### [Stored records]
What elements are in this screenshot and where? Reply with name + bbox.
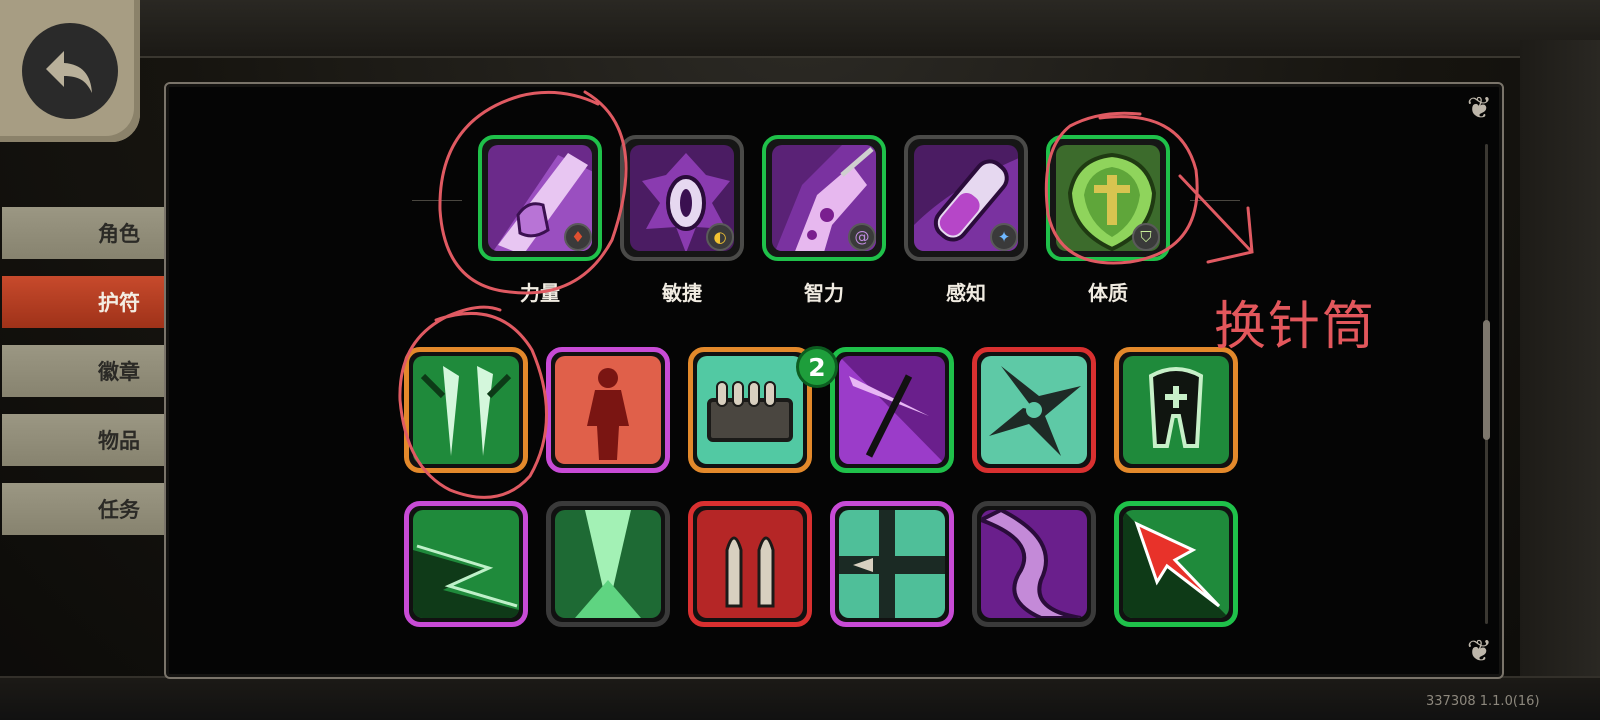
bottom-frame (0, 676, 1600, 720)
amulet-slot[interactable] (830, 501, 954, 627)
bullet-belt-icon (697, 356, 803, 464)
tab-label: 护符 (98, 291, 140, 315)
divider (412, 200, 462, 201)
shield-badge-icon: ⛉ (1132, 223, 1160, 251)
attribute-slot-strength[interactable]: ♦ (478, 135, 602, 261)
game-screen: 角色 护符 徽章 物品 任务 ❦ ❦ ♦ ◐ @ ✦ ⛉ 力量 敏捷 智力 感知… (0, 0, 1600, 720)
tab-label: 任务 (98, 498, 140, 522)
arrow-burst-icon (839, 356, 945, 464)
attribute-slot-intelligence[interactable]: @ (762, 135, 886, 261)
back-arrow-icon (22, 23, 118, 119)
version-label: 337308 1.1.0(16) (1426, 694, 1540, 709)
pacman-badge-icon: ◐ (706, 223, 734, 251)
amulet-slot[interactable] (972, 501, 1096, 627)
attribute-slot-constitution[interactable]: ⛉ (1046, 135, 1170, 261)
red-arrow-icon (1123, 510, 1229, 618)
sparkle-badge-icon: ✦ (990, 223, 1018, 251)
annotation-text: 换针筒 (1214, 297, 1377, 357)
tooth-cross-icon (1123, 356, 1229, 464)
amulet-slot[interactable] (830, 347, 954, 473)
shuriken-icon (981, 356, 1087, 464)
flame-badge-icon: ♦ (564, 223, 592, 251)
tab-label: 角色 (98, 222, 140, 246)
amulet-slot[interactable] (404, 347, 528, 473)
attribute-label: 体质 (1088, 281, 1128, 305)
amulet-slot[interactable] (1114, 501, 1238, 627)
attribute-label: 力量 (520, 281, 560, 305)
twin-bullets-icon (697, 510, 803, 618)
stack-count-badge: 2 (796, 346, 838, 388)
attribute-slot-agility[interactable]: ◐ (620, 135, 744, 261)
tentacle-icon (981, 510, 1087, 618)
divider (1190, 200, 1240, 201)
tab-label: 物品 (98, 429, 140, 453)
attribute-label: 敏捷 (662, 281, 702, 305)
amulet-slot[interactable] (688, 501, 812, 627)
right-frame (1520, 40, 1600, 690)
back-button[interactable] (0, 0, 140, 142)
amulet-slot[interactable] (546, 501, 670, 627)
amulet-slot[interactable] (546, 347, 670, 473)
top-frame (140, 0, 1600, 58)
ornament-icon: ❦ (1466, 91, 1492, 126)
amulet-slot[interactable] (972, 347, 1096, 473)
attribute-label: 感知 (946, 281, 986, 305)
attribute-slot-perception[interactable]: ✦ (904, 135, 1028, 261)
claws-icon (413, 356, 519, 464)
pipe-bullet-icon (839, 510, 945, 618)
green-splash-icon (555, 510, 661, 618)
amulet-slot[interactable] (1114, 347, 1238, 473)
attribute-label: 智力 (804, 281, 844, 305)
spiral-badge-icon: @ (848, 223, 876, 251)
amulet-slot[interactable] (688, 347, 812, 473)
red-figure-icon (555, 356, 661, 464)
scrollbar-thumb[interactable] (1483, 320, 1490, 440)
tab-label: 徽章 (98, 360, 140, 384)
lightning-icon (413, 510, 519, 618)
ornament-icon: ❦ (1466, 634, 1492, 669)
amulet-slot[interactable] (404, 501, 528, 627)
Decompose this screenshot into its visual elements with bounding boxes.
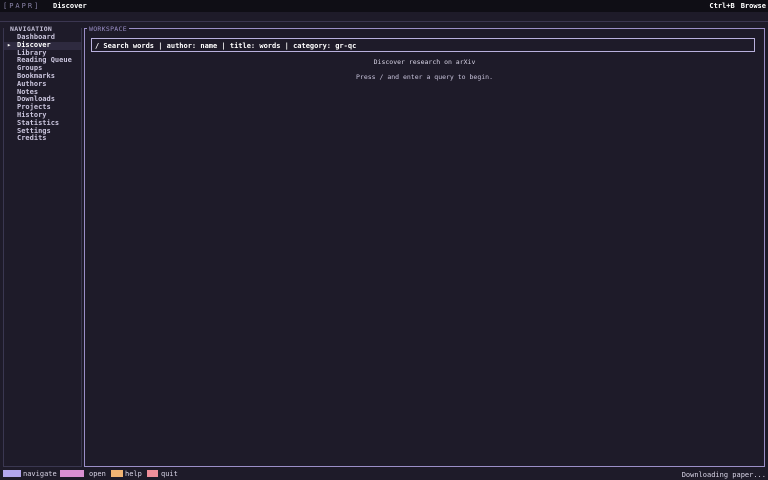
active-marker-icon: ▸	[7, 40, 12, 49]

### [Instructions for the task]
Please change every "screenshot" in the records above to "screen capture" and keep all the other text the same. Leave the pictures out of your answer.

### [Task response]
What elements are in this screen capture and where? Reply with name + bbox.
bottom-frame (0, 676, 1600, 720)
amulet-slot[interactable] (830, 501, 954, 627)
bullet-belt-icon (697, 356, 803, 464)
tab-label: 护符 (98, 291, 140, 315)
divider (412, 200, 462, 201)
shield-badge-icon: ⛉ (1132, 223, 1160, 251)
attribute-slot-strength[interactable]: ♦ (478, 135, 602, 261)
game-screen: 角色 护符 徽章 物品 任务 ❦ ❦ ♦ ◐ @ ✦ ⛉ 力量 敏捷 智力 感知… (0, 0, 1600, 720)
tab-label: 任务 (98, 498, 140, 522)
arrow-burst-icon (839, 356, 945, 464)
attribute-slot-intelligence[interactable]: @ (762, 135, 886, 261)
back-arrow-icon (22, 23, 118, 119)
version-label: 337308 1.1.0(16) (1426, 694, 1540, 709)
pacman-badge-icon: ◐ (706, 223, 734, 251)
amulet-slot[interactable] (972, 501, 1096, 627)
attribute-slot-constitution[interactable]: ⛉ (1046, 135, 1170, 261)
red-arrow-icon (1123, 510, 1229, 618)
sparkle-badge-icon: ✦ (990, 223, 1018, 251)
annotation-text: 换针筒 (1214, 297, 1377, 357)
tooth-cross-icon (1123, 356, 1229, 464)
amulet-slot[interactable] (830, 347, 954, 473)
shuriken-icon (981, 356, 1087, 464)
flame-badge-icon: ♦ (564, 223, 592, 251)
tab-label: 角色 (98, 222, 140, 246)
amulet-slot[interactable] (404, 347, 528, 473)
attribute-label: 体质 (1088, 281, 1128, 305)
amulet-slot[interactable] (1114, 501, 1238, 627)
attribute-label: 力量 (520, 281, 560, 305)
twin-bullets-icon (697, 510, 803, 618)
stack-count-badge: 2 (796, 346, 838, 388)
attribute-slot-agility[interactable]: ◐ (620, 135, 744, 261)
tentacle-icon (981, 510, 1087, 618)
divider (1190, 200, 1240, 201)
tab-label: 物品 (98, 429, 140, 453)
attribute-label: 敏捷 (662, 281, 702, 305)
amulet-slot[interactable] (688, 501, 812, 627)
right-frame (1520, 40, 1600, 690)
back-button[interactable] (0, 0, 140, 142)
amulet-slot[interactable] (546, 501, 670, 627)
amulet-slot[interactable] (546, 347, 670, 473)
top-frame (140, 0, 1600, 58)
ornament-icon: ❦ (1466, 91, 1492, 126)
amulet-slot[interactable] (972, 347, 1096, 473)
attribute-label: 感知 (946, 281, 986, 305)
attribute-slot-perception[interactable]: ✦ (904, 135, 1028, 261)
claws-icon (413, 356, 519, 464)
pipe-bullet-icon (839, 510, 945, 618)
green-splash-icon (555, 510, 661, 618)
amulet-slot[interactable] (1114, 347, 1238, 473)
attribute-label: 智力 (804, 281, 844, 305)
spiral-badge-icon: @ (848, 223, 876, 251)
amulet-slot[interactable] (688, 347, 812, 473)
red-figure-icon (555, 356, 661, 464)
scrollbar-thumb[interactable] (1483, 320, 1490, 440)
tab-label: 徽章 (98, 360, 140, 384)
lightning-icon (413, 510, 519, 618)
ornament-icon: ❦ (1466, 634, 1492, 669)
amulet-slot[interactable] (404, 501, 528, 627)
Decompose this screen capture into its visual elements with bounding boxes.
active-marker-icon: ▸	[7, 40, 12, 49]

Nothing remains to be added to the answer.